Instructions for the task: Lines containing "success" are to be counted. Report the count alone.
.....
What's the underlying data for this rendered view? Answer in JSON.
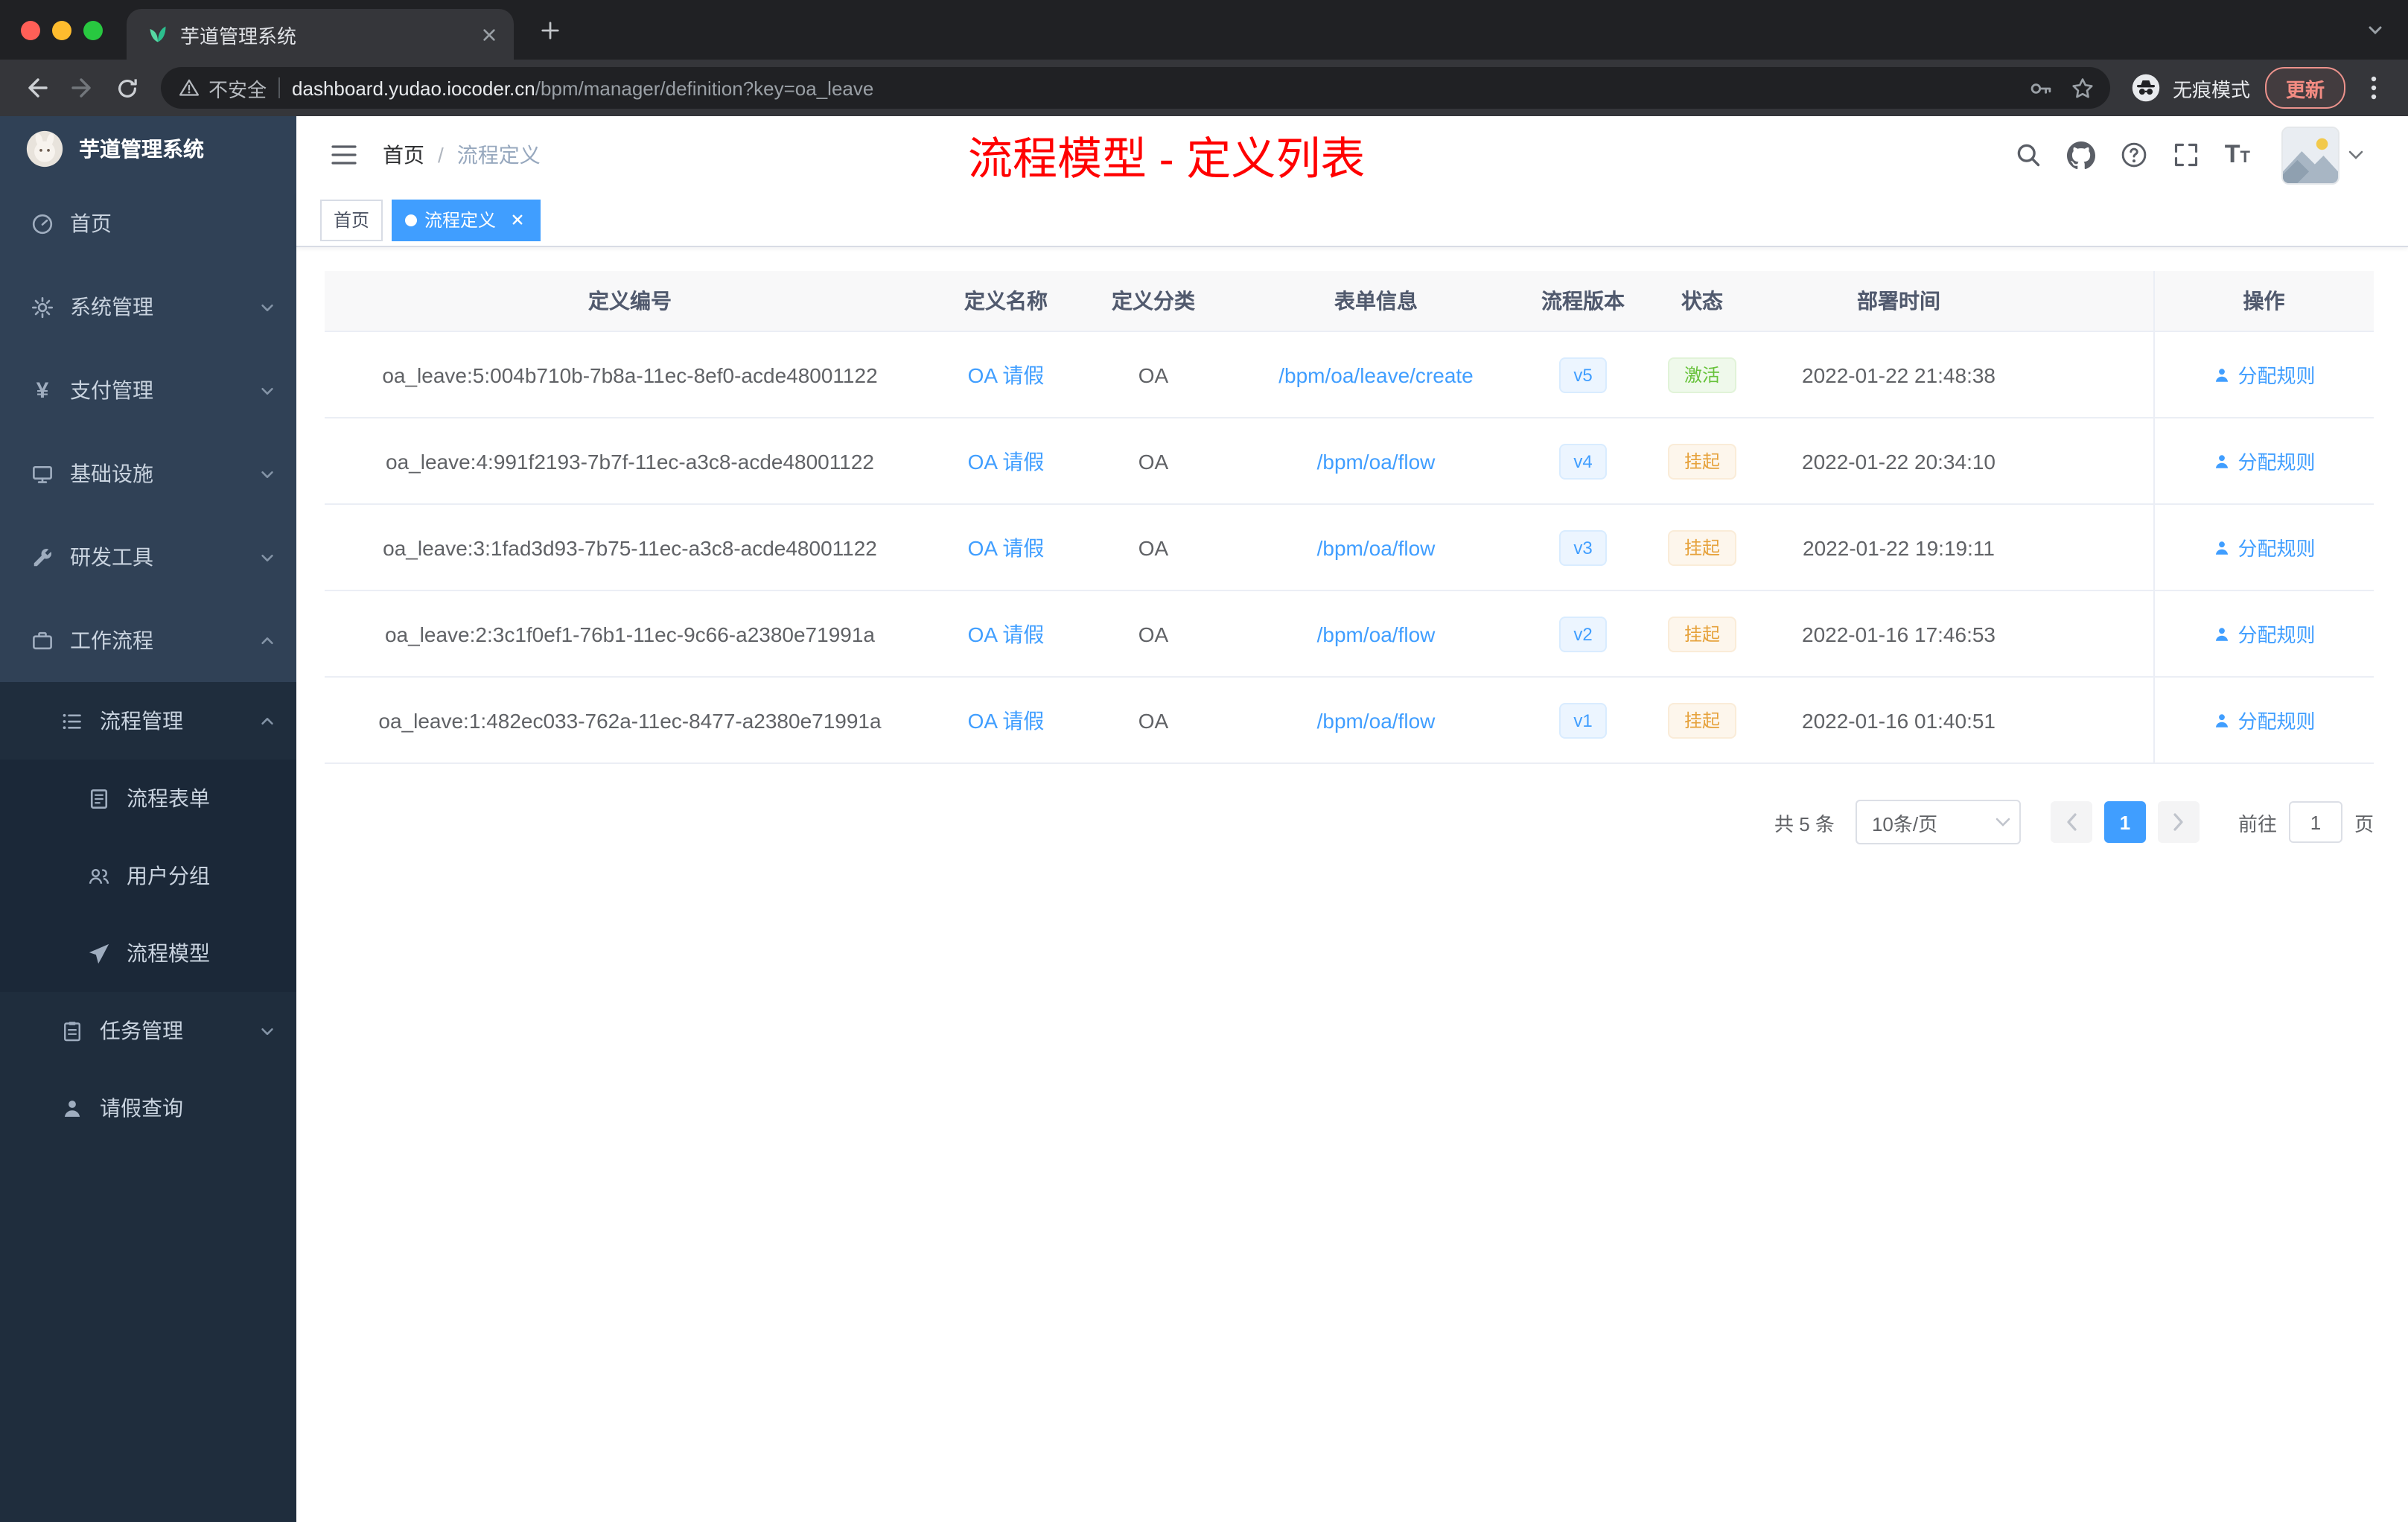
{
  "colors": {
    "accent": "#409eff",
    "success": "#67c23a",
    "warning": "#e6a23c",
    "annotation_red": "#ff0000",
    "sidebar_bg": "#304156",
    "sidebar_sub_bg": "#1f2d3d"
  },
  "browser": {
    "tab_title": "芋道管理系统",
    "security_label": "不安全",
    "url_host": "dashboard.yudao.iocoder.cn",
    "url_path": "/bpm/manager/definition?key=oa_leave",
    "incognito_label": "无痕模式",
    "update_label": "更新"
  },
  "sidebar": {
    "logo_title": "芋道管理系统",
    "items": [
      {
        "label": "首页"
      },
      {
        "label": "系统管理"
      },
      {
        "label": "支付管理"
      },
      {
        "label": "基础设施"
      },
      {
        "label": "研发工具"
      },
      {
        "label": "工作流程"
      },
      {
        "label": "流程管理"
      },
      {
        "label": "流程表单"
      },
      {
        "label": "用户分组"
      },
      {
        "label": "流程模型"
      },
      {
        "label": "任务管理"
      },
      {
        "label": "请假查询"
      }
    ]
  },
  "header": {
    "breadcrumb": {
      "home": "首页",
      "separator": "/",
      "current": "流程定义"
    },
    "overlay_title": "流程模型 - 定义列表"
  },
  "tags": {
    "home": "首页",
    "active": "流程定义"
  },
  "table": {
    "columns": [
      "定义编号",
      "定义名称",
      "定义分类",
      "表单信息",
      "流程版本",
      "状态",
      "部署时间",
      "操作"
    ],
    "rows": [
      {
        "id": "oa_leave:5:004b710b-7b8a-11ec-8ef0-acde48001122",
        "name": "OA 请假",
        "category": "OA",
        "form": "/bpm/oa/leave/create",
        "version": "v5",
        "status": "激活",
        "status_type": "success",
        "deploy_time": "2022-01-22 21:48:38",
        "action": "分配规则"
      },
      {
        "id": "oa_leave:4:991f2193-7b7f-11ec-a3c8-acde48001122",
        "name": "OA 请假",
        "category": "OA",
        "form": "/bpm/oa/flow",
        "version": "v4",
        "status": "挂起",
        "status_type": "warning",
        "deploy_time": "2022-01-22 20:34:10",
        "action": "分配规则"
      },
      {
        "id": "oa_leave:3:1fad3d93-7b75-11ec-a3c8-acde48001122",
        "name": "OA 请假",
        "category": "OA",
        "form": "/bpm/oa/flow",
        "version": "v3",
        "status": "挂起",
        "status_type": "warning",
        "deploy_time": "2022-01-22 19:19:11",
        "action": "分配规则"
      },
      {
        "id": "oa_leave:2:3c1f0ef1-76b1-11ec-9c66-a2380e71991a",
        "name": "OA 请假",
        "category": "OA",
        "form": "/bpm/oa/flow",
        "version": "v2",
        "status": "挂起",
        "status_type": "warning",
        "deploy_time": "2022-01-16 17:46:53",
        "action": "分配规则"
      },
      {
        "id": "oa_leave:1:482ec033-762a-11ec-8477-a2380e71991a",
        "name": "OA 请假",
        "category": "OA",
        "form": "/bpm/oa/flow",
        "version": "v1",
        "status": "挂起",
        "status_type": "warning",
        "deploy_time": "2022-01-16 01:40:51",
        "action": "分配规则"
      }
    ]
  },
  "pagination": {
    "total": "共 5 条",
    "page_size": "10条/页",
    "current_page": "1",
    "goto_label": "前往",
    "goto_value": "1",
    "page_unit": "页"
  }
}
.....
Written solution: 2